**AVAILABLE DATA**
####
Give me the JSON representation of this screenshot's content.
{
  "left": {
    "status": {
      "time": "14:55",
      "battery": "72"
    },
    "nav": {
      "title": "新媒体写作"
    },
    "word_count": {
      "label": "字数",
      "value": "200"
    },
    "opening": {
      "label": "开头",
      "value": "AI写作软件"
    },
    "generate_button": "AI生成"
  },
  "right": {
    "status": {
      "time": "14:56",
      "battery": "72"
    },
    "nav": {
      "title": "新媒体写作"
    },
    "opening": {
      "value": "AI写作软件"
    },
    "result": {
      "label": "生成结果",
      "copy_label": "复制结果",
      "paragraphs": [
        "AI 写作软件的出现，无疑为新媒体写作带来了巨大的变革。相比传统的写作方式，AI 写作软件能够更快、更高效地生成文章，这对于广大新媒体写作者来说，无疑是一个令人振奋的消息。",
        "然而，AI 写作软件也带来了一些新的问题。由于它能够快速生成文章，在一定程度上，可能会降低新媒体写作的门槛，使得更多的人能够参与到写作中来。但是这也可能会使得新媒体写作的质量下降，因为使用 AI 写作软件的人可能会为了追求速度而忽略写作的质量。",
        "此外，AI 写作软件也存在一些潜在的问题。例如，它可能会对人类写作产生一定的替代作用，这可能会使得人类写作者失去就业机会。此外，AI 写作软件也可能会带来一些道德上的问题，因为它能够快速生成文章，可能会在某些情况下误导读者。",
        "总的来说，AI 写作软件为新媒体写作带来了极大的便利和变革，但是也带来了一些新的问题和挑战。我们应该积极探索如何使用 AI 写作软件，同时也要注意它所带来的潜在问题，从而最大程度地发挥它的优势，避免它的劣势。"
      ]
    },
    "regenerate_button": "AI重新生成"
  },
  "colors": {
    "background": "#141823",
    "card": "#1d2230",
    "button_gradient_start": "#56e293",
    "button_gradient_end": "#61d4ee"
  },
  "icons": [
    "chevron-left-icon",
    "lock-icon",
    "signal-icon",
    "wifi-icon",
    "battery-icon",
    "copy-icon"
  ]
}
####
**GIVEN EXERCISE**
Go through the entries and repeat each one exactly.

**RESULT OF THIS TASK**
Give me the JSON representation of this screenshot's content.
{
  "left": {
    "status": {
      "time": "14:55",
      "battery": "72"
    },
    "nav": {
      "title": "新媒体写作"
    },
    "word_count": {
      "label": "字数",
      "value": "200"
    },
    "opening": {
      "label": "开头",
      "value": "AI写作软件"
    },
    "generate_button": "AI生成"
  },
  "right": {
    "status": {
      "time": "14:56",
      "battery": "72"
    },
    "nav": {
      "title": "新媒体写作"
    },
    "opening": {
      "value": "AI写作软件"
    },
    "result": {
      "label": "生成结果",
      "copy_label": "复制结果",
      "paragraphs": [
        "AI 写作软件的出现，无疑为新媒体写作带来了巨大的变革。相比传统的写作方式，AI 写作软件能够更快、更高效地生成文章，这对于广大新媒体写作者来说，无疑是一个令人振奋的消息。",
        "然而，AI 写作软件也带来了一些新的问题。由于它能够快速生成文章，在一定程度上，可能会降低新媒体写作的门槛，使得更多的人能够参与到写作中来。但是这也可能会使得新媒体写作的质量下降，因为使用 AI 写作软件的人可能会为了追求速度而忽略写作的质量。",
        "此外，AI 写作软件也存在一些潜在的问题。例如，它可能会对人类写作产生一定的替代作用，这可能会使得人类写作者失去就业机会。此外，AI 写作软件也可能会带来一些道德上的问题，因为它能够快速生成文章，可能会在某些情况下误导读者。",
        "总的来说，AI 写作软件为新媒体写作带来了极大的便利和变革，但是也带来了一些新的问题和挑战。我们应该积极探索如何使用 AI 写作软件，同时也要注意它所带来的潜在问题，从而最大程度地发挥它的优势，避免它的劣势。"
      ]
    },
    "regenerate_button": "AI重新生成"
  },
  "colors": {
    "background": "#141823",
    "card": "#1d2230",
    "button_gradient_start": "#56e293",
    "button_gradient_end": "#61d4ee"
  },
  "icons": [
    "chevron-left-icon",
    "lock-icon",
    "signal-icon",
    "wifi-icon",
    "battery-icon",
    "copy-icon"
  ]
}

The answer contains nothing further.